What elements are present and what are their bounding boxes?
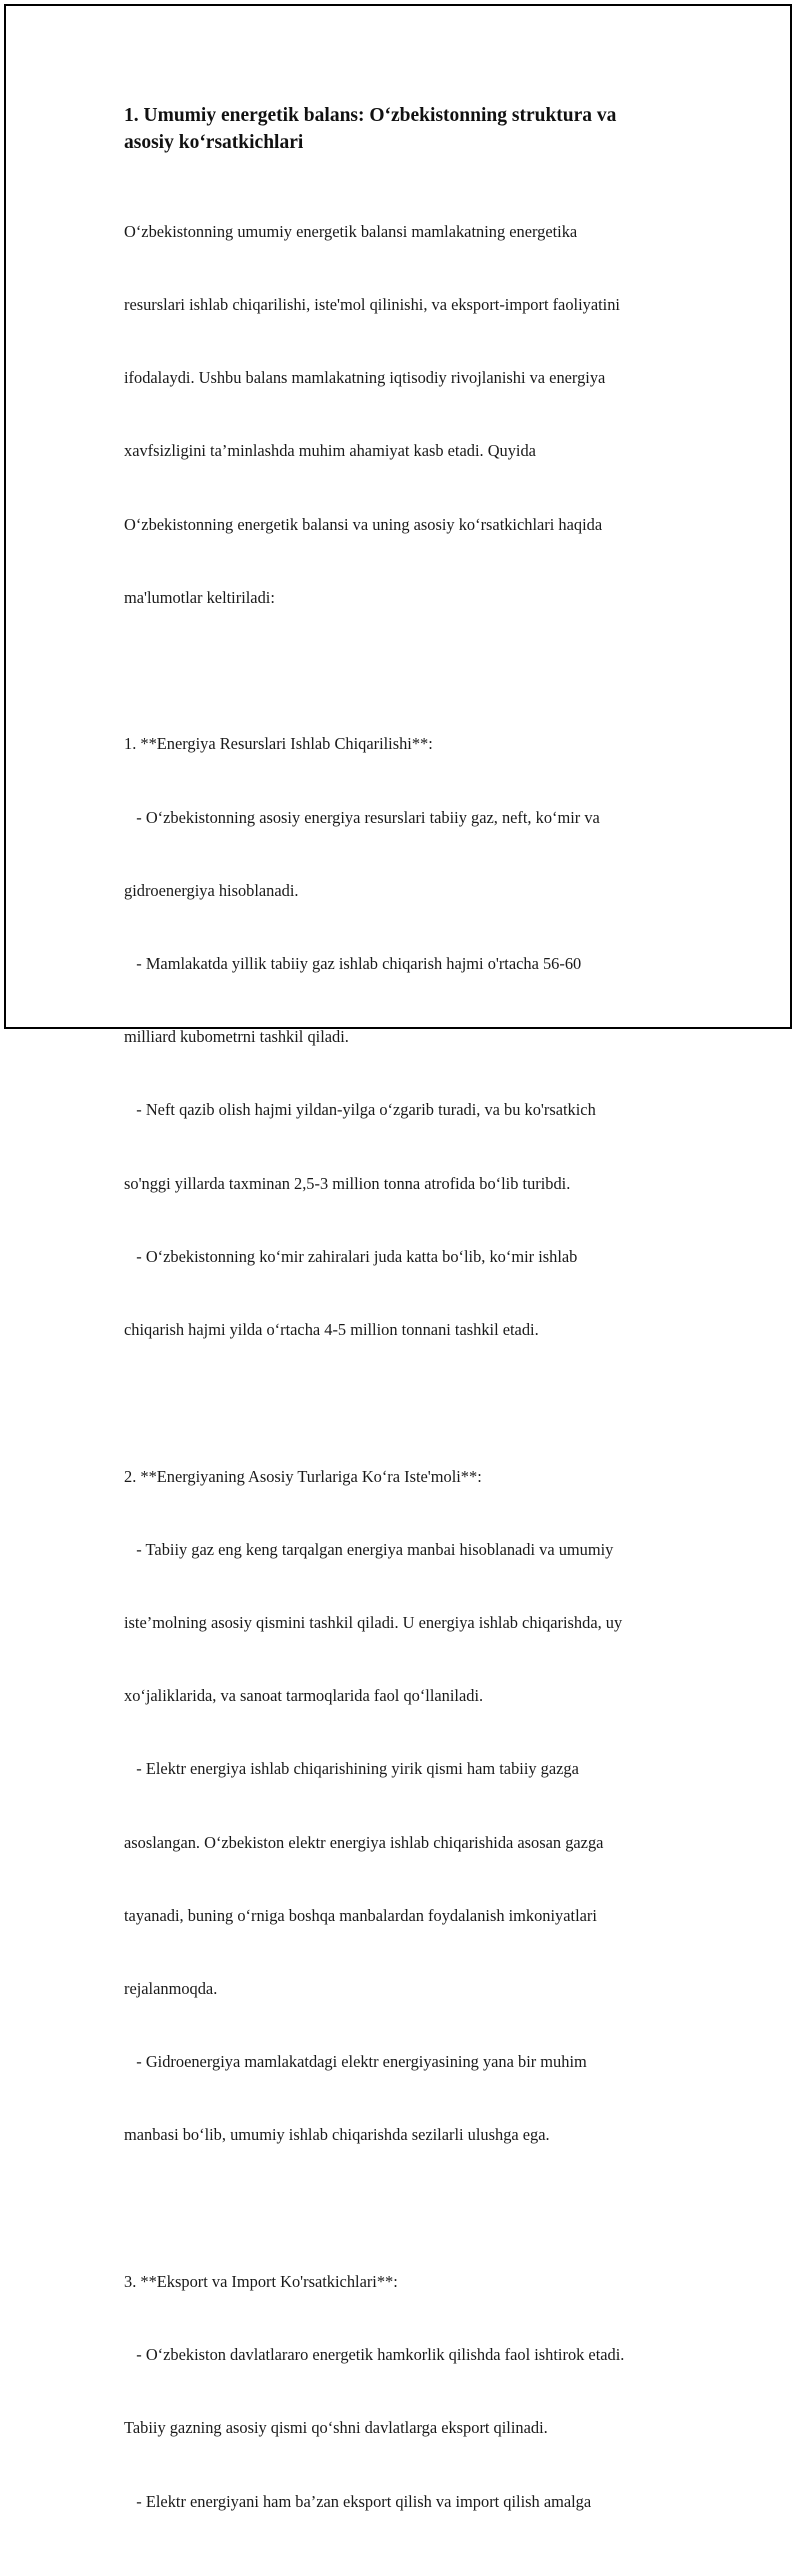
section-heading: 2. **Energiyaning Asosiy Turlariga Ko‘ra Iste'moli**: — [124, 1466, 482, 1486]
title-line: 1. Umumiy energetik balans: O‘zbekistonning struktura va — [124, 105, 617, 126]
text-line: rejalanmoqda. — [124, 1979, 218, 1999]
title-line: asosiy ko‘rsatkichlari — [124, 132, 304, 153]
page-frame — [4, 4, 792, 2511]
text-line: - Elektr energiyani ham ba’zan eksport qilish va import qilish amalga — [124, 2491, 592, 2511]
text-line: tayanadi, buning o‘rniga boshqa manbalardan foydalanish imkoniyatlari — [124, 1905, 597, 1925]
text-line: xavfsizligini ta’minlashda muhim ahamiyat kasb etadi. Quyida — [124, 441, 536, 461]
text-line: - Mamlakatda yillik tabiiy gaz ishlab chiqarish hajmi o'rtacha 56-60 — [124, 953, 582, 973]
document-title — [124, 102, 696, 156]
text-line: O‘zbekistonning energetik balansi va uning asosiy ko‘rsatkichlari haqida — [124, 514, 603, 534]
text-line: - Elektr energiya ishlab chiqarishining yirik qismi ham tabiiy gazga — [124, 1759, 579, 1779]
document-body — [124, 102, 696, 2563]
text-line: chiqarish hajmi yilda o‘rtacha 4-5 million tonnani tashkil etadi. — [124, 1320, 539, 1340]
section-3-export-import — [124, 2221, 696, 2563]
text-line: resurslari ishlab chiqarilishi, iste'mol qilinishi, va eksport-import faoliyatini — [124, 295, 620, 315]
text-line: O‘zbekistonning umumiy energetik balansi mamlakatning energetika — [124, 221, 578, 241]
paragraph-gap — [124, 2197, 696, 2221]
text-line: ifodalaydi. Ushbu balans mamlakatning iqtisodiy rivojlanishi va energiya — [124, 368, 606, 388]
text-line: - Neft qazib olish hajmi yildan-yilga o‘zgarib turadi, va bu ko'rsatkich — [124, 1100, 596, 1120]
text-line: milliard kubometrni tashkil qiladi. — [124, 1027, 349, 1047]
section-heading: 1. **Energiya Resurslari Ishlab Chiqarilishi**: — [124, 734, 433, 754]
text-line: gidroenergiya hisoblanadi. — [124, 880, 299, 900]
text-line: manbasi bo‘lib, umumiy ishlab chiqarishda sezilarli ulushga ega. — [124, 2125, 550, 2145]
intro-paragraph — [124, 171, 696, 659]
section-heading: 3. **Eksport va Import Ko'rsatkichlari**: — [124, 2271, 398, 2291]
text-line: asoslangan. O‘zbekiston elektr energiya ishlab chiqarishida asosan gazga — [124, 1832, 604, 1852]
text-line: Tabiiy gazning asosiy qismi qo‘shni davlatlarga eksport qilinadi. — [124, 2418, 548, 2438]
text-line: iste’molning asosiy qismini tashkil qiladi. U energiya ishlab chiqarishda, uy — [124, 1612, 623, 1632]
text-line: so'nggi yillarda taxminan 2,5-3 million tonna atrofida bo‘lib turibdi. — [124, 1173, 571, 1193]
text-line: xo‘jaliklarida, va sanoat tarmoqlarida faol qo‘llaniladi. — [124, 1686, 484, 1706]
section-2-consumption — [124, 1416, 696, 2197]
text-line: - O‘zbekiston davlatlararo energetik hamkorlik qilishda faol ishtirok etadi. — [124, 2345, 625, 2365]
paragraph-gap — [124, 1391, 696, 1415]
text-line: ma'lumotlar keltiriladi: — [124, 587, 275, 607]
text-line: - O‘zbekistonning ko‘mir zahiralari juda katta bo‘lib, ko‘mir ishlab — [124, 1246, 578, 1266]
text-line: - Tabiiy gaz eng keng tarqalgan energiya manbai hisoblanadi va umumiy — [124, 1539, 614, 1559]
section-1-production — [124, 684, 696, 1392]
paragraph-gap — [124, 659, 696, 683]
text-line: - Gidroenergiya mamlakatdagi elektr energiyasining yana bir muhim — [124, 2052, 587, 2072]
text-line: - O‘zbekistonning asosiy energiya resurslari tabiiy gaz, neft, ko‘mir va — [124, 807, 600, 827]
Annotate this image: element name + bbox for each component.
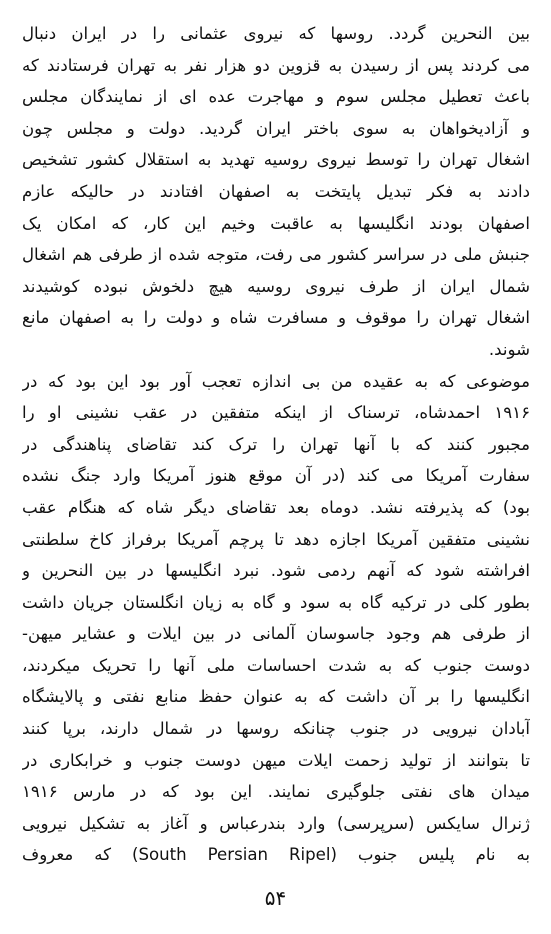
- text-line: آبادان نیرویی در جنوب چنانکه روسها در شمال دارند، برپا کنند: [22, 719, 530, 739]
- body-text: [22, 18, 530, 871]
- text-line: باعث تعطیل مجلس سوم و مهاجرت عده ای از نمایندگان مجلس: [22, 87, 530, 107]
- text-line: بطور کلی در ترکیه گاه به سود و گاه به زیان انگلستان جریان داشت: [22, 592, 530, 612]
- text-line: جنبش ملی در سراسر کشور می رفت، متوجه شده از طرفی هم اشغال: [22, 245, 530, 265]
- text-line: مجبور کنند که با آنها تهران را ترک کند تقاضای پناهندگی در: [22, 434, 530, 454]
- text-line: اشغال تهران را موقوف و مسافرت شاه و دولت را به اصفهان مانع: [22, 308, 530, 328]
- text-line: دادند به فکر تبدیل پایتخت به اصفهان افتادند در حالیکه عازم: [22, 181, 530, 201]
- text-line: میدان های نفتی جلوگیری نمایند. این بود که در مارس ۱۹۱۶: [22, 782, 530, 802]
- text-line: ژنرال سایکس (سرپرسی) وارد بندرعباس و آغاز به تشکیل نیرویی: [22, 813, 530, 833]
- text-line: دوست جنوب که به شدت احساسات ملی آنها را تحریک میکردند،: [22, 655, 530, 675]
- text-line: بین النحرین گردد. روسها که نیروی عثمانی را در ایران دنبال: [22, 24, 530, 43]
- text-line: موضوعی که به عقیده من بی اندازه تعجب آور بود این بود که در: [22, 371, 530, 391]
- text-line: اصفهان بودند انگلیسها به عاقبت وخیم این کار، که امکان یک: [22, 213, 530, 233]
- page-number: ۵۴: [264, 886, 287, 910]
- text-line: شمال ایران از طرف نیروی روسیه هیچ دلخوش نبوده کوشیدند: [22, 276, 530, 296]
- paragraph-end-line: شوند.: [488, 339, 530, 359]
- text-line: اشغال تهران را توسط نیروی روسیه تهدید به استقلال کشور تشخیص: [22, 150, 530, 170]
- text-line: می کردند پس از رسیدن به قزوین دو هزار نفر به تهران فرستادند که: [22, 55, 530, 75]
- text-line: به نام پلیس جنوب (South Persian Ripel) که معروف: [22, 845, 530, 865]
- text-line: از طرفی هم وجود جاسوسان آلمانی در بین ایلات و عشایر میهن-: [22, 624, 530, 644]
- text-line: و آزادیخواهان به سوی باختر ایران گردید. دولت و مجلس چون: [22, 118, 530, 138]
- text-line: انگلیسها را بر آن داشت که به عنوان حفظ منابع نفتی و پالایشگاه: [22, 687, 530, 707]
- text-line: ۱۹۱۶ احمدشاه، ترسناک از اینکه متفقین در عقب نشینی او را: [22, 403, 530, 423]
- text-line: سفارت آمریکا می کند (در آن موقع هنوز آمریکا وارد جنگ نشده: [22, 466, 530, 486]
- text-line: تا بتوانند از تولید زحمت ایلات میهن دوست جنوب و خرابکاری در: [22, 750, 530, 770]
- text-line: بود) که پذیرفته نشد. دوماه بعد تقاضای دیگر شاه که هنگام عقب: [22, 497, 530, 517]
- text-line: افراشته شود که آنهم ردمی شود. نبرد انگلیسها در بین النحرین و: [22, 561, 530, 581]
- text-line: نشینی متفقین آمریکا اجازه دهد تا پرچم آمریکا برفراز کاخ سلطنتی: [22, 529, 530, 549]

# # #

▸ SHORT TASK: Copy the records exactly, starting with the line that contains "section-heading: 2. **Energiyaning" and going on through the line that contains "text-line: rejalanmoqda. —".

▸ FULL RESPONSE:
section-heading: 2. **Energiyaning Asosiy Turlariga Ko‘ra Iste'moli**: — [124, 1466, 482, 1486]
title-line: 1. Umumiy energetik balans: O‘zbekistonning struktura va — [124, 105, 617, 126]
text-line: rejalanmoqda. — [124, 1979, 218, 1999]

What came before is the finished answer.